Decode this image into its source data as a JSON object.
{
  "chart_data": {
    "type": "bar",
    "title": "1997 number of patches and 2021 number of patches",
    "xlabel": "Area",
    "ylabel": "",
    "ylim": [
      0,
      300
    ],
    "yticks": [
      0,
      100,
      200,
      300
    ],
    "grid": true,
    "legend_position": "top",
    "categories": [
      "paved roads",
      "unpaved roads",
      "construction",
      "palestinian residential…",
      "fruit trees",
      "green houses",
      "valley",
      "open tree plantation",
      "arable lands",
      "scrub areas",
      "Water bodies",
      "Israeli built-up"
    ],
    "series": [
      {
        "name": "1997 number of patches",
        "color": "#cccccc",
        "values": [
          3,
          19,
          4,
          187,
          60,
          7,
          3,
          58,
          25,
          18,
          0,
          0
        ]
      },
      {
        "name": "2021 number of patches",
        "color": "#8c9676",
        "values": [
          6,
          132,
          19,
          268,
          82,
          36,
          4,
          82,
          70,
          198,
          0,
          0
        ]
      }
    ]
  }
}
::::::
Aim
Copy out each record, keeping every word as it is.

Output of the task
Decode this image into its source data as a JSON object.
{
  "chart_data": {
    "type": "bar",
    "title": "1997 number of patches and 2021 number of patches",
    "xlabel": "Area",
    "ylabel": "",
    "ylim": [
      0,
      300
    ],
    "yticks": [
      0,
      100,
      200,
      300
    ],
    "grid": true,
    "legend_position": "top",
    "categories": [
      "paved roads",
      "unpaved roads",
      "construction",
      "palestinian residential…",
      "fruit trees",
      "green houses",
      "valley",
      "open tree plantation",
      "arable lands",
      "scrub areas",
      "Water bodies",
      "Israeli built-up"
    ],
    "series": [
      {
        "name": "1997 number of patches",
        "color": "#cccccc",
        "values": [
          3,
          19,
          4,
          187,
          60,
          7,
          3,
          58,
          25,
          18,
          0,
          0
        ]
      },
      {
        "name": "2021 number of patches",
        "color": "#8c9676",
        "values": [
          6,
          132,
          19,
          268,
          82,
          36,
          4,
          82,
          70,
          198,
          0,
          0
        ]
      }
    ]
  }
}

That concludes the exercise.